▶ **WHAT TO WORK ON**
Could you print every record below exactly as it appears?
######
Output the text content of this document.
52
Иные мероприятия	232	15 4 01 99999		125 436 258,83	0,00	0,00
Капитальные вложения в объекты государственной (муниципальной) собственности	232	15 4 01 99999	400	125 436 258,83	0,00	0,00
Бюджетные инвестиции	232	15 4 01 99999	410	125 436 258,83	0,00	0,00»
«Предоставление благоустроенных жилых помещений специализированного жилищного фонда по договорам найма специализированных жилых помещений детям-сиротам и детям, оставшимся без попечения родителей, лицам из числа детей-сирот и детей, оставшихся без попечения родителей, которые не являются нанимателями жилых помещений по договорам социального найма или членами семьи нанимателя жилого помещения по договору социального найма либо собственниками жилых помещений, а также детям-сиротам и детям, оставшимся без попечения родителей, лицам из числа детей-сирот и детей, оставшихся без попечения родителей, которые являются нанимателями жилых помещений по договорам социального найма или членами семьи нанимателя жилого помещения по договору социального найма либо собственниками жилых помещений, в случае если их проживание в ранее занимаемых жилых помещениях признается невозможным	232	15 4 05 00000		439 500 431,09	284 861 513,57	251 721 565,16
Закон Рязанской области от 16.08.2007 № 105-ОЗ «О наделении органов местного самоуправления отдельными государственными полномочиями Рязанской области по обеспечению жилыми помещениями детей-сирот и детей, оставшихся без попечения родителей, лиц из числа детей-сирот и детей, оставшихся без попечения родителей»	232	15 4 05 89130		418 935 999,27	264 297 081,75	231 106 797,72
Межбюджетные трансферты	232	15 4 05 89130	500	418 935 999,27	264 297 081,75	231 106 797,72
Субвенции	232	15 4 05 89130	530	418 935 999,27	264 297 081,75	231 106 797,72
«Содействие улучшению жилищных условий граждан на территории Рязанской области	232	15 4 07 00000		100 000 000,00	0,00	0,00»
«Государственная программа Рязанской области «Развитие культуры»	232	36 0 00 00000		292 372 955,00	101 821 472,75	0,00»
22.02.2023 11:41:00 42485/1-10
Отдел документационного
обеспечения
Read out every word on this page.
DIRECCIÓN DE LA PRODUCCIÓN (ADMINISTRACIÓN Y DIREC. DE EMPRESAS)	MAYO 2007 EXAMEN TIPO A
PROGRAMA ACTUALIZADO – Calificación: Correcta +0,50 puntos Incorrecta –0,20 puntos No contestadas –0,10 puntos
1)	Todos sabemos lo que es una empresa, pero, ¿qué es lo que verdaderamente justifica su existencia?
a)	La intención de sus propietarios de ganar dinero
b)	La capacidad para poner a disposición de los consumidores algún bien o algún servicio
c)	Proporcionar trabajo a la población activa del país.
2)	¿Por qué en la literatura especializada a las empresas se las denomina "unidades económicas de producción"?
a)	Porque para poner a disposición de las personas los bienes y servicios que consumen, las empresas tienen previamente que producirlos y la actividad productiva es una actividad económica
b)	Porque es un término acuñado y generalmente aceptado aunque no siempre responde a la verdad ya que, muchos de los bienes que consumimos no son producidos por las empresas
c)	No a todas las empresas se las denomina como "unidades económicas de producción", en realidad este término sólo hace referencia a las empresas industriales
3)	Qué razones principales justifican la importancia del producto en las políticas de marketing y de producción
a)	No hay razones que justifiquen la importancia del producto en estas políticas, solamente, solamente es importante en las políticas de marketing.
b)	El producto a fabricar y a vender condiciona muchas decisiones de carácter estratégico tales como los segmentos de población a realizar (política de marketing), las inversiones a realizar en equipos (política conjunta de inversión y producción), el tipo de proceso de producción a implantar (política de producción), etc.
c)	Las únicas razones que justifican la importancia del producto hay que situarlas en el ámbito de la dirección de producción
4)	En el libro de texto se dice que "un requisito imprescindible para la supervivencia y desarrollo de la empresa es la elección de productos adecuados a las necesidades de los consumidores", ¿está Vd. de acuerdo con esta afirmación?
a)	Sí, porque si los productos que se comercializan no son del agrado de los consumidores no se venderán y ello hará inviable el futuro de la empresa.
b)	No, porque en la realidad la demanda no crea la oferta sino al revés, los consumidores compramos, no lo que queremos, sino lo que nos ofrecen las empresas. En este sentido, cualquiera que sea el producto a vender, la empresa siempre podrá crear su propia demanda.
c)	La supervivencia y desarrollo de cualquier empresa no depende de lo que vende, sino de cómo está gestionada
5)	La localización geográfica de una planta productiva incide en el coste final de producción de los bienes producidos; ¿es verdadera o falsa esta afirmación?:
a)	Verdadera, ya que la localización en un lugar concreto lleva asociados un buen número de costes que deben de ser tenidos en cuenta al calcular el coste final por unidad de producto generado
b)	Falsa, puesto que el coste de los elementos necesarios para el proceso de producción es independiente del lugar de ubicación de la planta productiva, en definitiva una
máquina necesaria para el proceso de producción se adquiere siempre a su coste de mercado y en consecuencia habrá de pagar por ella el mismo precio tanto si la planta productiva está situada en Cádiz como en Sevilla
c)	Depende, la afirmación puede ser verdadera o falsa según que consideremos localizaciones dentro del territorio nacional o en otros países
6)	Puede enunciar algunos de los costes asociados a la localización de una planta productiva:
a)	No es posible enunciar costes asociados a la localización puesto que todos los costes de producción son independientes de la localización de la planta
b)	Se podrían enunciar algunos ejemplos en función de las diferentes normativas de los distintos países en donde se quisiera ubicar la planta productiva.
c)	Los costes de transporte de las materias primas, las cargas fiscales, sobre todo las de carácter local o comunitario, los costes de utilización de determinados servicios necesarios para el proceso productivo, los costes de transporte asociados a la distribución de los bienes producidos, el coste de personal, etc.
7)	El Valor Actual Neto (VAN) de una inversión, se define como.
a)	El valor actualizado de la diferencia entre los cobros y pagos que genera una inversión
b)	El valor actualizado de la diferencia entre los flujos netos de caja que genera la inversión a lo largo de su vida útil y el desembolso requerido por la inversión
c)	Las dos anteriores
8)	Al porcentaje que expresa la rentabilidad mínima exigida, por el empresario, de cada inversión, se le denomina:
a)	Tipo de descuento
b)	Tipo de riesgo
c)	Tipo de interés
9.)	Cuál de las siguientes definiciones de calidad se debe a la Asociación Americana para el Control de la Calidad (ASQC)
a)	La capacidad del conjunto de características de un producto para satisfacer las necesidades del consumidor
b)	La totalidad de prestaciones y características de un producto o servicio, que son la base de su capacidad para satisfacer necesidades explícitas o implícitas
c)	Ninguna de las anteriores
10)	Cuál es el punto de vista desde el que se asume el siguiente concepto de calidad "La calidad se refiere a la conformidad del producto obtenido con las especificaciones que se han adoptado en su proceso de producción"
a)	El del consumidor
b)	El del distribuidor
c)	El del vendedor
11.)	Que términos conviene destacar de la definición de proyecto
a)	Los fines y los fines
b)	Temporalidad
######
▶ **FULL SOLUTION**
Output the text content of this document.
52
Иные мероприятия	232	15 4 01 99999		125 436 258,83	0,00	0,00
Капитальные вложения в объекты государственной (муниципальной) собственности	232	15 4 01 99999	400	125 436 258,83	0,00	0,00
Бюджетные инвестиции	232	15 4 01 99999	410	125 436 258,83	0,00	0,00»
«Предоставление благоустроенных жилых помещений специализированного жилищного фонда по договорам найма специализированных жилых помещений детям-сиротам и детям, оставшимся без попечения родителей, лицам из числа детей-сирот и детей, оставшихся без попечения родителей, которые не являются нанимателями жилых помещений по договорам социального найма или членами семьи нанимателя жилого помещения по договору социального найма либо собственниками жилых помещений, а также детям-сиротам и детям, оставшимся без попечения родителей, лицам из числа детей-сирот и детей, оставшихся без попечения родителей, которые являются нанимателями жилых помещений по договорам социального найма или членами семьи нанимателя жилого помещения по договору социального найма либо собственниками жилых помещений, в случае если их проживание в ранее занимаемых жилых помещениях признается невозможным	232	15 4 05 00000		439 500 431,09	284 861 513,57	251 721 565,16
Закон Рязанской области от 16.08.2007 № 105-ОЗ «О наделении органов местного самоуправления отдельными государственными полномочиями Рязанской области по обеспечению жилыми помещениями детей-сирот и детей, оставшихся без попечения родителей, лиц из числа детей-сирот и детей, оставшихся без попечения родителей»	232	15 4 05 89130		418 935 999,27	264 297 081,75	231 106 797,72
Межбюджетные трансферты	232	15 4 05 89130	500	418 935 999,27	264 297 081,75	231 106 797,72
Субвенции	232	15 4 05 89130	530	418 935 999,27	264 297 081,75	231 106 797,72
«Содействие улучшению жилищных условий граждан на территории Рязанской области	232	15 4 07 00000		100 000 000,00	0,00	0,00»
«Государственная программа Рязанской области «Развитие культуры»	232	36 0 00 00000		292 372 955,00	101 821 472,75	0,00»
22.02.2023 11:41:00 42485/1-10
Отдел документационного
обеспечения
Read out every word on this page.
DIRECCIÓN DE LA PRODUCCIÓN (ADMINISTRACIÓN Y DIREC. DE EMPRESAS)	MAYO 2007 EXAMEN TIPO A
PROGRAMA ACTUALIZADO – Calificación: Correcta +0,50 puntos Incorrecta –0,20 puntos No contestadas –0,10 puntos
1)	Todos sabemos lo que es una empresa, pero, ¿qué es lo que verdaderamente justifica su existencia?
a)	La intención de sus propietarios de ganar dinero
b)	La capacidad para poner a disposición de los consumidores algún bien o algún servicio
c)	Proporcionar trabajo a la población activa del país.
2)	¿Por qué en la literatura especializada a las empresas se las denomina "unidades económicas de producción"?
a)	Porque para poner a disposición de las personas los bienes y servicios que consumen, las empresas tienen previamente que producirlos y la actividad productiva es una actividad económica
b)	Porque es un término acuñado y generalmente aceptado aunque no siempre responde a la verdad ya que, muchos de los bienes que consumimos no son producidos por las empresas
c)	No a todas las empresas se las denomina como "unidades económicas de producción", en realidad este término sólo hace referencia a las empresas industriales
3)	Qué razones principales justifican la importancia del producto en las políticas de marketing y de producción
a)	No hay razones que justifiquen la importancia del producto en estas políticas, solamente, solamente es importante en las políticas de marketing.
b)	El producto a fabricar y a vender condiciona muchas decisiones de carácter estratégico tales como los segmentos de población a realizar (política de marketing), las inversiones a realizar en equipos (política conjunta de inversión y producción), el tipo de proceso de producción a implantar (política de producción), etc.
c)	Las únicas razones que justifican la importancia del producto hay que situarlas en el ámbito de la dirección de producción
4)	En el libro de texto se dice que "un requisito imprescindible para la supervivencia y desarrollo de la empresa es la elección de productos adecuados a las necesidades de los consumidores", ¿está Vd. de acuerdo con esta afirmación?
a)	Sí, porque si los productos que se comercializan no son del agrado de los consumidores no se venderán y ello hará inviable el futuro de la empresa.
b)	No, porque en la realidad la demanda no crea la oferta sino al revés, los consumidores compramos, no lo que queremos, sino lo que nos ofrecen las empresas. En este sentido, cualquiera que sea el producto a vender, la empresa siempre podrá crear su propia demanda.
c)	La supervivencia y desarrollo de cualquier empresa no depende de lo que vende, sino de cómo está gestionada
5)	La localización geográfica de una planta productiva incide en el coste final de producción de los bienes producidos; ¿es verdadera o falsa esta afirmación?:
a)	Verdadera, ya que la localización en un lugar concreto lleva asociados un buen número de costes que deben de ser tenidos en cuenta al calcular el coste final por unidad de producto generado
b)	Falsa, puesto que el coste de los elementos necesarios para el proceso de producción es independiente del lugar de ubicación de la planta productiva, en definitiva una
máquina necesaria para el proceso de producción se adquiere siempre a su coste de mercado y en consecuencia habrá de pagar por ella el mismo precio tanto si la planta productiva está situada en Cádiz como en Sevilla
c)	Depende, la afirmación puede ser verdadera o falsa según que consideremos localizaciones dentro del territorio nacional o en otros países
6)	Puede enunciar algunos de los costes asociados a la localización de una planta productiva:
a)	No es posible enunciar costes asociados a la localización puesto que todos los costes de producción son independientes de la localización de la planta
b)	Se podrían enunciar algunos ejemplos en función de las diferentes normativas de los distintos países en donde se quisiera ubicar la planta productiva.
c)	Los costes de transporte de las materias primas, las cargas fiscales, sobre todo las de carácter local o comunitario, los costes de utilización de determinados servicios necesarios para el proceso productivo, los costes de transporte asociados a la distribución de los bienes producidos, el coste de personal, etc.
7)	El Valor Actual Neto (VAN) de una inversión, se define como.
a)	El valor actualizado de la diferencia entre los cobros y pagos que genera una inversión
b)	El valor actualizado de la diferencia entre los flujos netos de caja que genera la inversión a lo largo de su vida útil y el desembolso requerido por la inversión
c)	Las dos anteriores
8)	Al porcentaje que expresa la rentabilidad mínima exigida, por el empresario, de cada inversión, se le denomina:
a)	Tipo de descuento
b)	Tipo de riesgo
c)	Tipo de interés
9.)	Cuál de las siguientes definiciones de calidad se debe a la Asociación Americana para el Control de la Calidad (ASQC)
a)	La capacidad del conjunto de características de un producto para satisfacer las necesidades del consumidor
b)	La totalidad de prestaciones y características de un producto o servicio, que son la base de su capacidad para satisfacer necesidades explícitas o implícitas
c)	Ninguna de las anteriores
10)	Cuál es el punto de vista desde el que se asume el siguiente concepto de calidad "La calidad se refiere a la conformidad del producto obtenido con las especificaciones que se han adoptado en su proceso de producción"
a)	El del consumidor
b)	El del distribuidor
c)	El del vendedor
11.)	Que términos conviene destacar de la definición de proyecto
a)	Los fines y los fines
b)	Temporalidad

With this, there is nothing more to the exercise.